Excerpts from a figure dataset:
--- BEGIN ---

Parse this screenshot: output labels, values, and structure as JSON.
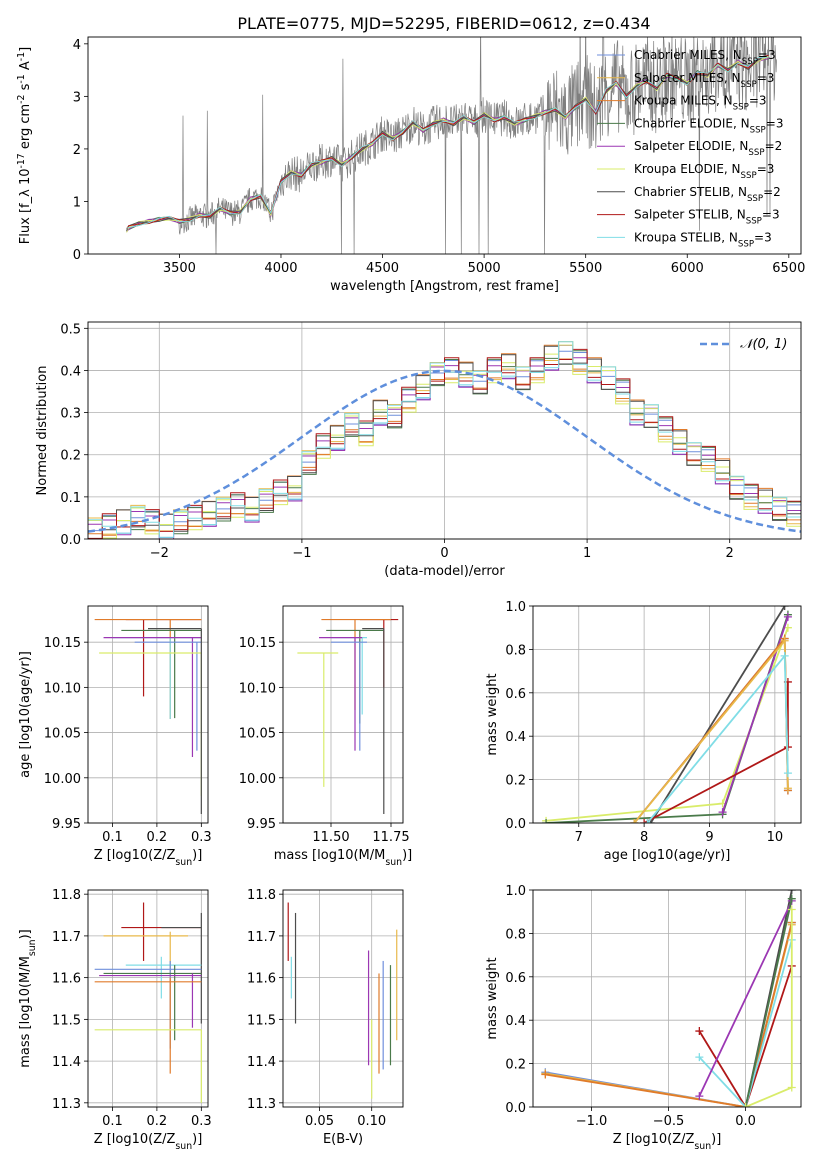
{
  "figure_title": "PLATE=0775, MJD=52295, FIBERID=0612, z=0.434",
  "colors": {
    "chabrier_miles": "#6f8fdc",
    "salpeter_miles": "#e8b84a",
    "kroupa_miles": "#e07b2b",
    "chabrier_elodie": "#4a7a4a",
    "salpeter_elodie": "#9b37b3",
    "kroupa_elodie": "#d9ec6a",
    "chabrier_stelib": "#4d4d4d",
    "salpeter_stelib": "#b01818",
    "kroupa_stelib": "#80dde6",
    "data": "#7f7f7f",
    "normal": "#5f8fdc"
  },
  "chart_data": [
    {
      "id": "spectrum",
      "type": "line",
      "xlabel": "wavelength [Angstrom, rest frame]",
      "ylabel": "Flux [f_λ 10^-17 erg cm^-2 s^-1 A^-1]",
      "xlim": [
        3050,
        6560
      ],
      "ylim": [
        0,
        4.13
      ],
      "xticks": [
        3500,
        4000,
        4500,
        5000,
        5500,
        6000,
        6500
      ],
      "yticks": [
        0,
        1,
        2,
        3,
        4
      ],
      "grid": false,
      "legend_position": "upper-right",
      "legend": [
        {
          "name": "Chabrier MILES, N_SSP=3",
          "color_key": "chabrier_miles"
        },
        {
          "name": "Salpeter MILES, N_SSP=3",
          "color_key": "salpeter_miles"
        },
        {
          "name": "Kroupa MILES, N_SSP=3",
          "color_key": "kroupa_miles"
        },
        {
          "name": "Chabrier ELODIE, N_SSP=3",
          "color_key": "chabrier_elodie"
        },
        {
          "name": "Salpeter ELODIE, N_SSP=2",
          "color_key": "salpeter_elodie"
        },
        {
          "name": "Kroupa ELODIE, N_SSP=3",
          "color_key": "kroupa_elodie"
        },
        {
          "name": "Chabrier STELIB, N_SSP=2",
          "color_key": "chabrier_stelib"
        },
        {
          "name": "Salpeter STELIB, N_SSP=3",
          "color_key": "salpeter_stelib"
        },
        {
          "name": "Kroupa STELIB, N_SSP=3",
          "color_key": "kroupa_stelib"
        }
      ],
      "model_x": [
        3240,
        3250,
        3300,
        3350,
        3400,
        3450,
        3500,
        3550,
        3600,
        3650,
        3700,
        3750,
        3800,
        3850,
        3900,
        3950,
        4000,
        4050,
        4100,
        4150,
        4200,
        4250,
        4300,
        4350,
        4400,
        4450,
        4500,
        4550,
        4600,
        4650,
        4700,
        4750,
        4800,
        4850,
        4900,
        4950,
        5000,
        5050,
        5100,
        5150,
        5200,
        5250,
        5300,
        5350,
        5400,
        5450,
        5500,
        5550,
        5600,
        5650,
        5700,
        5750,
        5800,
        5850,
        5900,
        5950,
        6000,
        6050,
        6100,
        6150,
        6200,
        6250,
        6300,
        6350,
        6400
      ],
      "model_y": [
        0.45,
        0.5,
        0.58,
        0.62,
        0.66,
        0.68,
        0.62,
        0.66,
        0.74,
        0.72,
        0.86,
        0.78,
        0.8,
        1.05,
        1.1,
        0.76,
        1.38,
        1.55,
        1.5,
        1.7,
        1.75,
        1.82,
        1.7,
        1.85,
        2.0,
        2.1,
        2.3,
        2.2,
        2.32,
        2.5,
        2.35,
        2.48,
        2.55,
        2.48,
        2.6,
        2.5,
        2.65,
        2.55,
        2.6,
        2.48,
        2.55,
        2.62,
        2.7,
        2.75,
        2.6,
        2.8,
        2.95,
        2.7,
        3.1,
        3.25,
        3.0,
        3.2,
        3.3,
        3.15,
        3.4,
        3.35,
        3.25,
        3.45,
        3.4,
        3.6,
        3.5,
        3.65,
        3.55,
        3.7,
        3.75
      ]
    },
    {
      "id": "residuals",
      "type": "histogram",
      "xlabel": "(data-model)/error",
      "ylabel": "Normed distribution",
      "xlim": [
        -2.5,
        2.5
      ],
      "ylim": [
        0,
        0.515
      ],
      "xticks": [
        -2,
        -1,
        0,
        1,
        2
      ],
      "yticks": [
        0.0,
        0.1,
        0.2,
        0.3,
        0.4,
        0.5
      ],
      "grid": true,
      "legend_position": "upper-right",
      "legend": [
        {
          "name": "𝒩(0, 1)",
          "color_key": "normal"
        }
      ],
      "bin_width": 0.1,
      "base_heights": [
        0.02,
        0.03,
        0.04,
        0.05,
        0.04,
        0.03,
        0.04,
        0.05,
        0.06,
        0.07,
        0.08,
        0.07,
        0.09,
        0.11,
        0.12,
        0.18,
        0.22,
        0.24,
        0.27,
        0.25,
        0.3,
        0.29,
        0.33,
        0.36,
        0.39,
        0.4,
        0.39,
        0.37,
        0.4,
        0.41,
        0.38,
        0.4,
        0.43,
        0.44,
        0.42,
        0.4,
        0.38,
        0.35,
        0.3,
        0.29,
        0.26,
        0.23,
        0.2,
        0.19,
        0.16,
        0.12,
        0.1,
        0.09,
        0.07,
        0.06
      ]
    },
    {
      "id": "age_vs_Z",
      "type": "errorbar",
      "xlabel": "Z [log10(Z/Z_sun)]",
      "ylabel": "age  [log10(age/yr)]",
      "xlim": [
        0.045,
        0.315
      ],
      "ylim": [
        9.95,
        10.19
      ],
      "xticks": [
        0.1,
        0.2,
        0.3
      ],
      "yticks": [
        9.95,
        10.0,
        10.05,
        10.1,
        10.15
      ],
      "grid": true,
      "points": [
        {
          "c": "salpeter_stelib",
          "x": 0.17,
          "y": 10.175,
          "xerr": [
            0.13,
            0.3
          ],
          "yerr": [
            10.09,
            10.175
          ]
        },
        {
          "c": "kroupa_miles",
          "x": 0.23,
          "y": 10.175,
          "xerr": [
            0.06,
            0.3
          ],
          "yerr": [
            10.065,
            10.175
          ]
        },
        {
          "c": "chabrier_elodie",
          "x": 0.24,
          "y": 10.163,
          "xerr": [
            0.12,
            0.3
          ],
          "yerr": [
            10.066,
            10.163
          ]
        },
        {
          "c": "kroupa_stelib",
          "x": 0.23,
          "y": 10.155,
          "xerr": [
            0.1,
            0.3
          ],
          "yerr": [
            10.065,
            10.155
          ]
        },
        {
          "c": "salpeter_elodie",
          "x": 0.28,
          "y": 10.155,
          "xerr": [
            0.08,
            0.3
          ],
          "yerr": [
            10.023,
            10.155
          ]
        },
        {
          "c": "chabrier_miles",
          "x": 0.29,
          "y": 10.15,
          "xerr": [
            0.15,
            0.3
          ],
          "yerr": [
            10.03,
            10.15
          ]
        },
        {
          "c": "kroupa_elodie",
          "x": 0.3,
          "y": 10.138,
          "xerr": [
            0.07,
            0.3
          ],
          "yerr": [
            9.98,
            10.138
          ]
        },
        {
          "c": "chabrier_stelib",
          "x": 0.3,
          "y": 10.165,
          "xerr": [
            0.18,
            0.3
          ],
          "yerr": [
            9.96,
            10.165
          ]
        }
      ]
    },
    {
      "id": "age_vs_mass",
      "type": "errorbar",
      "xlabel": "mass [log10(M/M_sun)]",
      "ylabel": "",
      "xlim": [
        11.3,
        11.8
      ],
      "ylim": [
        9.95,
        10.19
      ],
      "xticks": [
        11.5,
        11.75
      ],
      "yticks": [
        9.95,
        10.0,
        10.05,
        10.1,
        10.15
      ],
      "grid": true,
      "points": [
        {
          "c": "salpeter_stelib",
          "x": 11.72,
          "y": 10.175,
          "xerr": [
            11.62,
            11.78
          ],
          "yerr": [
            10.1,
            10.175
          ]
        },
        {
          "c": "kroupa_miles",
          "x": 11.6,
          "y": 10.175,
          "xerr": [
            11.46,
            11.75
          ],
          "yerr": [
            10.075,
            10.175
          ]
        },
        {
          "c": "chabrier_elodie",
          "x": 11.62,
          "y": 10.163,
          "xerr": [
            11.48,
            11.72
          ],
          "yerr": [
            10.06,
            10.163
          ]
        },
        {
          "c": "kroupa_stelib",
          "x": 11.63,
          "y": 10.155,
          "xerr": [
            11.5,
            11.65
          ],
          "yerr": [
            10.07,
            10.155
          ]
        },
        {
          "c": "salpeter_elodie",
          "x": 11.6,
          "y": 10.155,
          "xerr": [
            11.45,
            11.63
          ],
          "yerr": [
            10.03,
            10.155
          ]
        },
        {
          "c": "chabrier_miles",
          "x": 11.62,
          "y": 10.15,
          "xerr": [
            11.5,
            11.65
          ],
          "yerr": [
            10.03,
            10.15
          ]
        },
        {
          "c": "kroupa_elodie",
          "x": 11.47,
          "y": 10.138,
          "xerr": [
            11.36,
            11.53
          ],
          "yerr": [
            9.99,
            10.138
          ]
        },
        {
          "c": "chabrier_stelib",
          "x": 11.72,
          "y": 10.165,
          "xerr": [
            11.63,
            11.72
          ],
          "yerr": [
            9.96,
            10.165
          ]
        }
      ]
    },
    {
      "id": "massweight_vs_age",
      "type": "line",
      "xlabel": "age  [log10(age/yr)]",
      "ylabel": "mass weight",
      "xlim": [
        6.3,
        10.4
      ],
      "ylim": [
        0,
        1
      ],
      "xticks": [
        7,
        8,
        9,
        10
      ],
      "yticks": [
        0.0,
        0.2,
        0.4,
        0.6,
        0.8,
        1.0
      ],
      "grid": true,
      "series": [
        {
          "c": "kroupa_elodie",
          "x": [
            6.5,
            9.2,
            10.2
          ],
          "y": [
            0.01,
            0.09,
            0.9
          ]
        },
        {
          "c": "chabrier_elodie",
          "x": [
            6.5,
            9.2,
            10.2
          ],
          "y": [
            0.0,
            0.04,
            0.96
          ]
        },
        {
          "c": "salpeter_elodie",
          "x": [
            9.2,
            10.2
          ],
          "y": [
            0.05,
            0.95
          ]
        },
        {
          "c": "chabrier_stelib",
          "x": [
            8.1,
            10.15
          ],
          "y": [
            0.0,
            1.0
          ]
        },
        {
          "c": "salpeter_stelib",
          "x": [
            8.0,
            10.2,
            10.2
          ],
          "y": [
            0.0,
            0.35,
            0.65
          ]
        },
        {
          "c": "chabrier_miles",
          "x": [
            7.85,
            10.15,
            10.2
          ],
          "y": [
            0.0,
            0.85,
            0.15
          ]
        },
        {
          "c": "kroupa_miles",
          "x": [
            7.85,
            10.15,
            10.2
          ],
          "y": [
            0.0,
            0.85,
            0.15
          ]
        },
        {
          "c": "salpeter_miles",
          "x": [
            7.85,
            10.15,
            10.2
          ],
          "y": [
            0.0,
            0.84,
            0.16
          ]
        },
        {
          "c": "kroupa_stelib",
          "x": [
            8.05,
            10.15,
            10.2
          ],
          "y": [
            0.0,
            0.77,
            0.23
          ]
        }
      ]
    },
    {
      "id": "mass_vs_Z",
      "type": "errorbar",
      "xlabel": "Z [log10(Z/Z_sun)]",
      "ylabel": "mass [log10(M/M_sun)]",
      "xlim": [
        0.045,
        0.315
      ],
      "ylim": [
        11.29,
        11.81
      ],
      "xticks": [
        0.1,
        0.2,
        0.3
      ],
      "yticks": [
        11.3,
        11.4,
        11.5,
        11.6,
        11.7,
        11.8
      ],
      "grid": true,
      "points": [
        {
          "c": "salpeter_stelib",
          "x": 0.17,
          "y": 11.72,
          "xerr": [
            0.12,
            0.3
          ],
          "yerr": [
            11.64,
            11.78
          ]
        },
        {
          "c": "chabrier_stelib",
          "x": 0.3,
          "y": 11.72,
          "xerr": [
            0.21,
            0.3
          ],
          "yerr": [
            11.49,
            11.755
          ]
        },
        {
          "c": "salpeter_miles",
          "x": 0.23,
          "y": 11.7,
          "xerr": [
            0.08,
            0.27
          ],
          "yerr": [
            11.6,
            11.71
          ]
        },
        {
          "c": "kroupa_stelib",
          "x": 0.21,
          "y": 11.63,
          "xerr": [
            0.13,
            0.3
          ],
          "yerr": [
            11.55,
            11.65
          ]
        },
        {
          "c": "chabrier_miles",
          "x": 0.23,
          "y": 11.62,
          "xerr": [
            0.06,
            0.3
          ],
          "yerr": [
            11.43,
            11.64
          ]
        },
        {
          "c": "chabrier_elodie",
          "x": 0.24,
          "y": 11.61,
          "xerr": [
            0.08,
            0.3
          ],
          "yerr": [
            11.45,
            11.63
          ]
        },
        {
          "c": "salpeter_elodie",
          "x": 0.28,
          "y": 11.605,
          "xerr": [
            0.07,
            0.3
          ],
          "yerr": [
            11.48,
            11.61
          ]
        },
        {
          "c": "kroupa_miles",
          "x": 0.23,
          "y": 11.59,
          "xerr": [
            0.06,
            0.3
          ],
          "yerr": [
            11.37,
            11.6
          ]
        },
        {
          "c": "kroupa_elodie",
          "x": 0.3,
          "y": 11.475,
          "xerr": [
            0.06,
            0.3
          ],
          "yerr": [
            11.3,
            11.475
          ]
        }
      ]
    },
    {
      "id": "mass_vs_ebv",
      "type": "errorbar",
      "xlabel": "E(B-V)",
      "ylabel": "",
      "xlim": [
        0.015,
        0.13
      ],
      "ylim": [
        11.29,
        11.81
      ],
      "xticks": [
        0.05,
        0.1
      ],
      "yticks": [
        11.3,
        11.4,
        11.5,
        11.6,
        11.7,
        11.8
      ],
      "grid": true,
      "points": [
        {
          "c": "salpeter_stelib",
          "x": 0.02,
          "y": 11.71,
          "yerr": [
            11.64,
            11.78
          ]
        },
        {
          "c": "kroupa_stelib",
          "x": 0.023,
          "y": 11.6,
          "yerr": [
            11.55,
            11.65
          ]
        },
        {
          "c": "chabrier_stelib",
          "x": 0.027,
          "y": 11.6,
          "yerr": [
            11.49,
            11.755
          ]
        },
        {
          "c": "salpeter_elodie",
          "x": 0.097,
          "y": 11.55,
          "yerr": [
            11.39,
            11.665
          ]
        },
        {
          "c": "kroupa_elodie",
          "x": 0.1,
          "y": 11.4,
          "yerr": [
            11.31,
            11.5
          ]
        },
        {
          "c": "kroupa_miles",
          "x": 0.107,
          "y": 11.5,
          "yerr": [
            11.37,
            11.61
          ]
        },
        {
          "c": "chabrier_miles",
          "x": 0.111,
          "y": 11.54,
          "yerr": [
            11.38,
            11.64
          ]
        },
        {
          "c": "chabrier_elodie",
          "x": 0.118,
          "y": 11.52,
          "yerr": [
            11.39,
            11.63
          ]
        },
        {
          "c": "salpeter_miles",
          "x": 0.124,
          "y": 11.58,
          "yerr": [
            11.45,
            11.715
          ]
        }
      ]
    },
    {
      "id": "massweight_vs_Z",
      "type": "line",
      "xlabel": "Z [log10(Z/Z_sun)]",
      "ylabel": "mass weight",
      "xlim": [
        -1.38,
        0.36
      ],
      "ylim": [
        0,
        1
      ],
      "xticks": [
        -1.0,
        -0.5,
        0.0
      ],
      "yticks": [
        0.0,
        0.2,
        0.4,
        0.6,
        0.8,
        1.0
      ],
      "grid": true,
      "series": [
        {
          "c": "chabrier_miles",
          "x": [
            -1.3,
            0.0,
            0.3
          ],
          "y": [
            0.16,
            0.0,
            0.85
          ]
        },
        {
          "c": "salpeter_miles",
          "x": [
            -1.3,
            0.0,
            0.3
          ],
          "y": [
            0.155,
            0.0,
            0.84
          ]
        },
        {
          "c": "kroupa_miles",
          "x": [
            -1.3,
            0.0,
            0.3
          ],
          "y": [
            0.15,
            0.0,
            0.85
          ]
        },
        {
          "c": "chabrier_stelib",
          "x": [
            0.0,
            0.3
          ],
          "y": [
            0.0,
            1.0
          ]
        },
        {
          "c": "salpeter_stelib",
          "x": [
            -0.3,
            0.0,
            0.3
          ],
          "y": [
            0.35,
            0.0,
            0.65
          ]
        },
        {
          "c": "kroupa_stelib",
          "x": [
            -0.3,
            0.0,
            0.3
          ],
          "y": [
            0.23,
            0.0,
            0.77
          ]
        },
        {
          "c": "salpeter_elodie",
          "x": [
            -0.3,
            0.3
          ],
          "y": [
            0.05,
            0.95
          ]
        },
        {
          "c": "chabrier_elodie",
          "x": [
            0.0,
            0.3
          ],
          "y": [
            0.0,
            0.96
          ]
        },
        {
          "c": "kroupa_elodie",
          "x": [
            0.0,
            0.3,
            0.3
          ],
          "y": [
            0.0,
            0.09,
            0.91
          ]
        }
      ]
    }
  ]
}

--- END ---

Your task> Of the lines in the material, how many include "xlabel"? Respond with the number alone.

Reply> 8